● **The task**
Using the data below, repeat all of it precisely.

---- Data supplied

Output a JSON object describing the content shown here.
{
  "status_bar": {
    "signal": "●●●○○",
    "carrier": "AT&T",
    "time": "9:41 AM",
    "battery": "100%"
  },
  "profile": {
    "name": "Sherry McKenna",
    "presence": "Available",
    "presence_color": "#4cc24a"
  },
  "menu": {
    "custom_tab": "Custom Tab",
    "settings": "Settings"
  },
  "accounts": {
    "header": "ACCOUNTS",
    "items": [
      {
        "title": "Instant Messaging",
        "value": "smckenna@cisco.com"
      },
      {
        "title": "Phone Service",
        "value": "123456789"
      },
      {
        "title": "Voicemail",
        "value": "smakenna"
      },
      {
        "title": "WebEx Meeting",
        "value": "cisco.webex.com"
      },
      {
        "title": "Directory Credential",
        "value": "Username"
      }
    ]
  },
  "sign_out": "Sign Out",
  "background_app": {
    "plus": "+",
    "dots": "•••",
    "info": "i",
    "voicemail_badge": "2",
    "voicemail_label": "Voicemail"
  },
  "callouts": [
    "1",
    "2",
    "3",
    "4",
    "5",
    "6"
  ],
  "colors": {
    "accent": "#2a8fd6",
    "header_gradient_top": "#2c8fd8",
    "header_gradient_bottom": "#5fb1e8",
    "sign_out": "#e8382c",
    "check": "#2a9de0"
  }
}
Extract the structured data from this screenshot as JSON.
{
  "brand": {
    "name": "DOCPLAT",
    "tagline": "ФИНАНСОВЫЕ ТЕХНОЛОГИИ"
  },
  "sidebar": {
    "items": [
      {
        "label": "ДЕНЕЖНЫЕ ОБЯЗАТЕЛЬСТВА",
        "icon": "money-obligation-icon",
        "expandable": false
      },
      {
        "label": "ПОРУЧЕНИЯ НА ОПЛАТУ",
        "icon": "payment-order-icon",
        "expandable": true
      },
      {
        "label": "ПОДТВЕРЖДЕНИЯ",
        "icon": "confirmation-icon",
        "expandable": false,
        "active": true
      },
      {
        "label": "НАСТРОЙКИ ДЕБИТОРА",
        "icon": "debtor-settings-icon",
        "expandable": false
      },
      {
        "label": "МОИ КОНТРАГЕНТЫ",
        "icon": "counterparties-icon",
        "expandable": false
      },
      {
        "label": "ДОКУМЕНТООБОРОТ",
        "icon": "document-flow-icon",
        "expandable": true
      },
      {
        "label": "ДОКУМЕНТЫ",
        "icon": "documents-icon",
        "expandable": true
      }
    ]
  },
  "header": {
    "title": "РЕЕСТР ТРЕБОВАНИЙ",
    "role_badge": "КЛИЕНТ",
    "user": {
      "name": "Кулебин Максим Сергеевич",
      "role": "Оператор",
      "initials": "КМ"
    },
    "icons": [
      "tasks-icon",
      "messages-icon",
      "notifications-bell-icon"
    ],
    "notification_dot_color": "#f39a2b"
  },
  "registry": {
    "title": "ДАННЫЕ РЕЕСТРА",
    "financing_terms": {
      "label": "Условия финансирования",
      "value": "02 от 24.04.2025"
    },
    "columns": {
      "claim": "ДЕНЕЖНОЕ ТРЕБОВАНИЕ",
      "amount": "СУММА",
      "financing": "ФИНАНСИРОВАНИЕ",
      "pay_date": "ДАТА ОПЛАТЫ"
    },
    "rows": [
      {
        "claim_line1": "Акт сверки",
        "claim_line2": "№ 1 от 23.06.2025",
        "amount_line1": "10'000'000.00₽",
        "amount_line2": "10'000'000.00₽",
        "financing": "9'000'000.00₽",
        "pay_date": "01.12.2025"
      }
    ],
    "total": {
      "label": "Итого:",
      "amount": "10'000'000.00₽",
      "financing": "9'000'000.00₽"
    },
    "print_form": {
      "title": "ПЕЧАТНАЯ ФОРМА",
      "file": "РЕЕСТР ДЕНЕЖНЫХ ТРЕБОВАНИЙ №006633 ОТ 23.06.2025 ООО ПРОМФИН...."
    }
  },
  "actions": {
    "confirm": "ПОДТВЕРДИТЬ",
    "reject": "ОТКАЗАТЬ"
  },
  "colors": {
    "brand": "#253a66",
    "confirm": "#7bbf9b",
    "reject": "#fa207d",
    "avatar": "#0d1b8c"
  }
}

--------

● **Solution to this task**
Output a JSON object describing the content shown here.
{
  "status_bar": {
    "signal": "●●●○○",
    "carrier": "AT&T",
    "time": "9:41 AM",
    "battery": "100%"
  },
  "profile": {
    "name": "Sherry McKenna",
    "presence": "Available",
    "presence_color": "#4cc24a"
  },
  "menu": {
    "custom_tab": "Custom Tab",
    "settings": "Settings"
  },
  "accounts": {
    "header": "ACCOUNTS",
    "items": [
      {
        "title": "Instant Messaging",
        "value": "smckenna@cisco.com"
      },
      {
        "title": "Phone Service",
        "value": "123456789"
      },
      {
        "title": "Voicemail",
        "value": "smakenna"
      },
      {
        "title": "WebEx Meeting",
        "value": "cisco.webex.com"
      },
      {
        "title": "Directory Credential",
        "value": "Username"
      }
    ]
  },
  "sign_out": "Sign Out",
  "background_app": {
    "plus": "+",
    "dots": "•••",
    "info": "i",
    "voicemail_badge": "2",
    "voicemail_label": "Voicemail"
  },
  "callouts": [
    "1",
    "2",
    "3",
    "4",
    "5",
    "6"
  ],
  "colors": {
    "accent": "#2a8fd6",
    "header_gradient_top": "#2c8fd8",
    "header_gradient_bottom": "#5fb1e8",
    "sign_out": "#e8382c",
    "check": "#2a9de0"
  }
}
Extract the structured data from this screenshot as JSON.
{
  "brand": {
    "name": "DOCPLAT",
    "tagline": "ФИНАНСОВЫЕ ТЕХНОЛОГИИ"
  },
  "sidebar": {
    "items": [
      {
        "label": "ДЕНЕЖНЫЕ ОБЯЗАТЕЛЬСТВА",
        "icon": "money-obligation-icon",
        "expandable": false
      },
      {
        "label": "ПОРУЧЕНИЯ НА ОПЛАТУ",
        "icon": "payment-order-icon",
        "expandable": true
      },
      {
        "label": "ПОДТВЕРЖДЕНИЯ",
        "icon": "confirmation-icon",
        "expandable": false,
        "active": true
      },
      {
        "label": "НАСТРОЙКИ ДЕБИТОРА",
        "icon": "debtor-settings-icon",
        "expandable": false
      },
      {
        "label": "МОИ КОНТРАГЕНТЫ",
        "icon": "counterparties-icon",
        "expandable": false
      },
      {
        "label": "ДОКУМЕНТООБОРОТ",
        "icon": "document-flow-icon",
        "expandable": true
      },
      {
        "label": "ДОКУМЕНТЫ",
        "icon": "documents-icon",
        "expandable": true
      }
    ]
  },
  "header": {
    "title": "РЕЕСТР ТРЕБОВАНИЙ",
    "role_badge": "КЛИЕНТ",
    "user": {
      "name": "Кулебин Максим Сергеевич",
      "role": "Оператор",
      "initials": "КМ"
    },
    "icons": [
      "tasks-icon",
      "messages-icon",
      "notifications-bell-icon"
    ],
    "notification_dot_color": "#f39a2b"
  },
  "registry": {
    "title": "ДАННЫЕ РЕЕСТРА",
    "financing_terms": {
      "label": "Условия финансирования",
      "value": "02 от 24.04.2025"
    },
    "columns": {
      "claim": "ДЕНЕЖНОЕ ТРЕБОВАНИЕ",
      "amount": "СУММА",
      "financing": "ФИНАНСИРОВАНИЕ",
      "pay_date": "ДАТА ОПЛАТЫ"
    },
    "rows": [
      {
        "claim_line1": "Акт сверки",
        "claim_line2": "№ 1 от 23.06.2025",
        "amount_line1": "10'000'000.00₽",
        "amount_line2": "10'000'000.00₽",
        "financing": "9'000'000.00₽",
        "pay_date": "01.12.2025"
      }
    ],
    "total": {
      "label": "Итого:",
      "amount": "10'000'000.00₽",
      "financing": "9'000'000.00₽"
    },
    "print_form": {
      "title": "ПЕЧАТНАЯ ФОРМА",
      "file": "РЕЕСТР ДЕНЕЖНЫХ ТРЕБОВАНИЙ №006633 ОТ 23.06.2025 ООО ПРОМФИН...."
    }
  },
  "actions": {
    "confirm": "ПОДТВЕРДИТЬ",
    "reject": "ОТКАЗАТЬ"
  },
  "colors": {
    "brand": "#253a66",
    "confirm": "#7bbf9b",
    "reject": "#fa207d",
    "avatar": "#0d1b8c"
  }
}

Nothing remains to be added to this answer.